▶ **Work instructions**:
Retype nothing but the lines running from the line that contains "Parse this screenshot: output" to the last line, both ends included, and skip every image.
◆ ◆ ◆ ◆ ◆
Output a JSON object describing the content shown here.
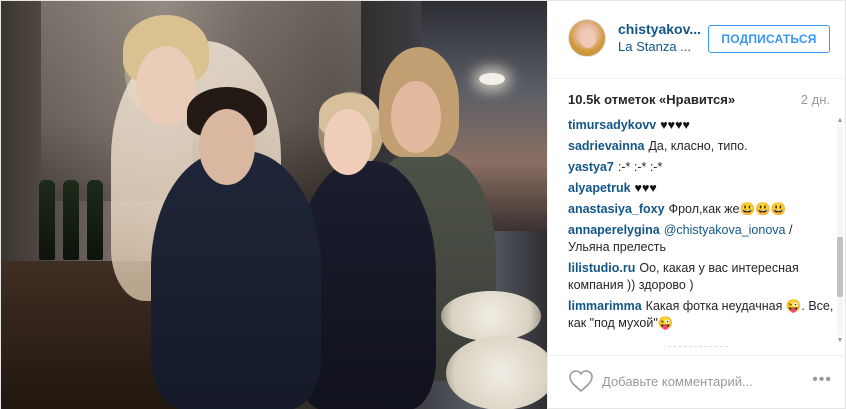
{
  "header": {
    "username": "chistyakov...",
    "location": "La Stanza ...",
    "follow_label": "ПОДПИСАТЬСЯ"
  },
  "stats": {
    "likes": "10.5k отметок «Нравится»",
    "time_ago": "2 дн."
  },
  "comments": [
    {
      "author": "timursadykovv",
      "text": "♥♥♥♥"
    },
    {
      "author": "sadrievainna",
      "text": "Да, класно, типо."
    },
    {
      "author": "yastya7",
      "text": ":-* :-* :-*"
    },
    {
      "author": "alyapetruk",
      "text": "♥♥♥"
    },
    {
      "author": "anastasiya_foxy",
      "text": "Фрол,как же😃😃😃"
    },
    {
      "author": "annaperelygina",
      "mention": "@chistyakova_ionova",
      "text": "/ Ульяна прелесть"
    },
    {
      "author": "lilistudio.ru",
      "text": "Оо, какая у вас интересная компания )) здорово )"
    },
    {
      "author": "limmarimma",
      "text": "Какая фотка неудачная 😜. Все, как \"под мухой\"😜"
    }
  ],
  "composer": {
    "placeholder": "Добавьте комментарий...",
    "like_icon": "heart-outline-icon",
    "more_icon": "more-options-icon"
  },
  "colors": {
    "link": "#125688",
    "button_blue": "#3897f0",
    "muted": "#999999"
  }
}
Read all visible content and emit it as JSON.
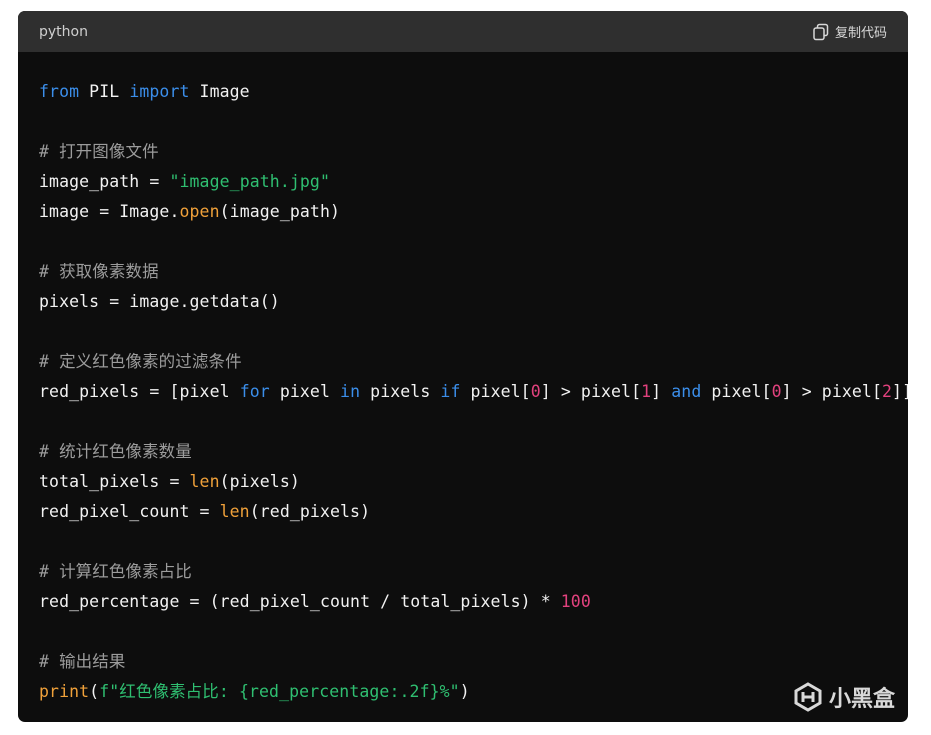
{
  "header": {
    "language": "python",
    "copy_label": "复制代码",
    "copy_icon": "copy-icon"
  },
  "colors": {
    "keyword": "#3b8eea",
    "string": "#2fbf71",
    "builtin": "#f0a13a",
    "number": "#e2427e",
    "comment": "#9c9c9c",
    "text": "#f2f2f2"
  },
  "code": {
    "l1": {
      "kw1": "from",
      "t1": " PIL ",
      "kw2": "import",
      "t2": " Image"
    },
    "l3": "# 打开图像文件",
    "l4": {
      "t1": "image_path = ",
      "s1": "\"image_path.jpg\""
    },
    "l5": {
      "t1": "image = Image.",
      "f1": "open",
      "t2": "(image_path)"
    },
    "l7": "# 获取像素数据",
    "l8": "pixels = image.getdata()",
    "l10": "# 定义红色像素的过滤条件",
    "l11": {
      "t1": "red_pixels = [pixel ",
      "kw1": "for",
      "t2": " pixel ",
      "kw2": "in",
      "t3": " pixels ",
      "kw3": "if",
      "t4": " pixel[",
      "n1": "0",
      "t5": "] > pixel[",
      "n2": "1",
      "t6": "] ",
      "kw4": "and",
      "t7": " pixel[",
      "n3": "0",
      "t8": "] > pixel[",
      "n4": "2",
      "t9": "]]"
    },
    "l13": "# 统计红色像素数量",
    "l14": {
      "t1": "total_pixels = ",
      "f1": "len",
      "t2": "(pixels)"
    },
    "l15": {
      "t1": "red_pixel_count = ",
      "f1": "len",
      "t2": "(red_pixels)"
    },
    "l17": "# 计算红色像素占比",
    "l18": {
      "t1": "red_percentage = (red_pixel_count / total_pixels) * ",
      "n1": "100"
    },
    "l20": "# 输出结果",
    "l21": {
      "f1": "print",
      "t1": "(",
      "s1": "f\"红色像素占比: {red_percentage:.2f}%\"",
      "t2": ")"
    }
  },
  "watermark": {
    "text": "小黑盒",
    "icon": "heybox-logo-icon"
  }
}
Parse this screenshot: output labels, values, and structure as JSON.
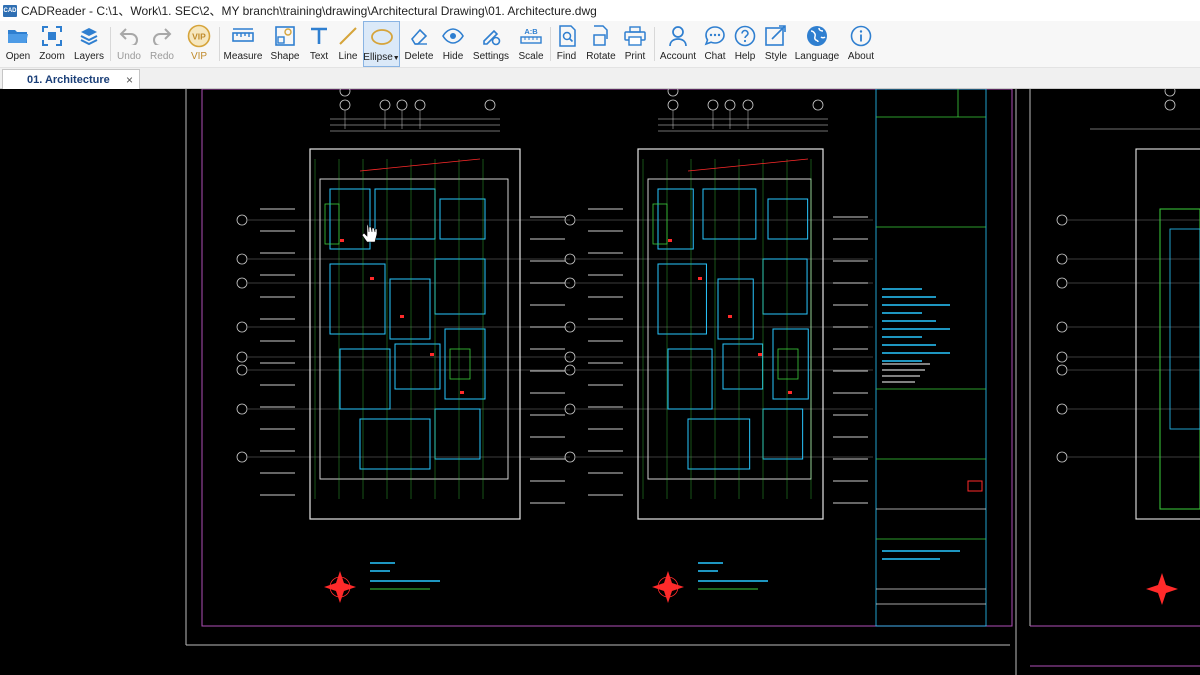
{
  "window": {
    "title": "CADReader - C:\\1、Work\\1. SEC\\2、MY branch\\training\\drawing\\Architectural Drawing\\01. Architecture.dwg",
    "logo_text": "CAD"
  },
  "toolbar": {
    "open": "Open",
    "zoom": "Zoom",
    "layers": "Layers",
    "undo": "Undo",
    "redo": "Redo",
    "vip": "VIP",
    "measure": "Measure",
    "shape": "Shape",
    "text": "Text",
    "line": "Line",
    "ellipse": "Ellipse",
    "delete": "Delete",
    "hide": "Hide",
    "settings": "Settings",
    "scale": "Scale",
    "find": "Find",
    "rotate": "Rotate",
    "print": "Print",
    "account": "Account",
    "chat": "Chat",
    "help": "Help",
    "style": "Style",
    "language": "Language",
    "about": "About",
    "vip_badge": "VIP",
    "scale_badge": "A:B"
  },
  "tabs": [
    {
      "label": "01. Architecture",
      "close": "×"
    }
  ],
  "colors": {
    "accent": "#2f7fd0",
    "vip": "#d6a43a",
    "cad_white": "#e6e6e6",
    "cad_cyan": "#29c7ff",
    "cad_green": "#3ccf3c",
    "cad_magenta": "#b04fb8",
    "cad_red": "#ff2a2a"
  }
}
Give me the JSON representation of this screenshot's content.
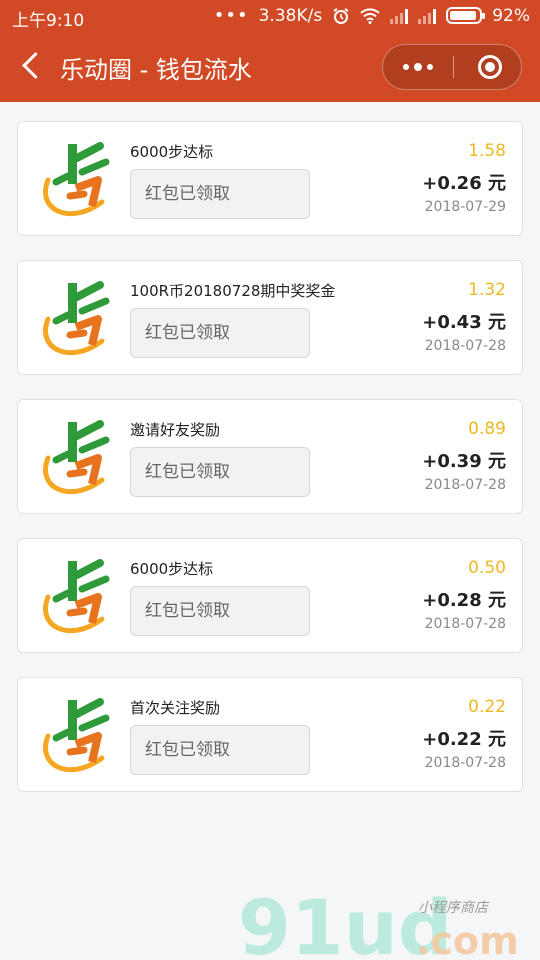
◆ ◆ ◆ ◆ ◆
▶ **Answer below**:
Parse this screenshot: output labels, values, and structure as JSON.
{
  "window": {
    "title": "CADReader - C:\\1、Work\\1. SEC\\2、MY branch\\training\\drawing\\Architectural Drawing\\01. Architecture.dwg",
    "logo_text": "CAD"
  },
  "toolbar": {
    "open": "Open",
    "zoom": "Zoom",
    "layers": "Layers",
    "undo": "Undo",
    "redo": "Redo",
    "vip": "VIP",
    "measure": "Measure",
    "shape": "Shape",
    "text": "Text",
    "line": "Line",
    "ellipse": "Ellipse",
    "delete": "Delete",
    "hide": "Hide",
    "settings": "Settings",
    "scale": "Scale",
    "find": "Find",
    "rotate": "Rotate",
    "print": "Print",
    "account": "Account",
    "chat": "Chat",
    "help": "Help",
    "style": "Style",
    "language": "Language",
    "about": "About",
    "vip_badge": "VIP",
    "scale_badge": "A:B"
  },
  "tabs": [
    {
      "label": "01. Architecture",
      "close": "×"
    }
  ],
  "colors": {
    "accent": "#2f7fd0",
    "vip": "#d6a43a",
    "cad_white": "#e6e6e6",
    "cad_cyan": "#29c7ff",
    "cad_green": "#3ccf3c",
    "cad_magenta": "#b04fb8",
    "cad_red": "#ff2a2a"
  }
}
Give me the JSON representation of this screenshot's content.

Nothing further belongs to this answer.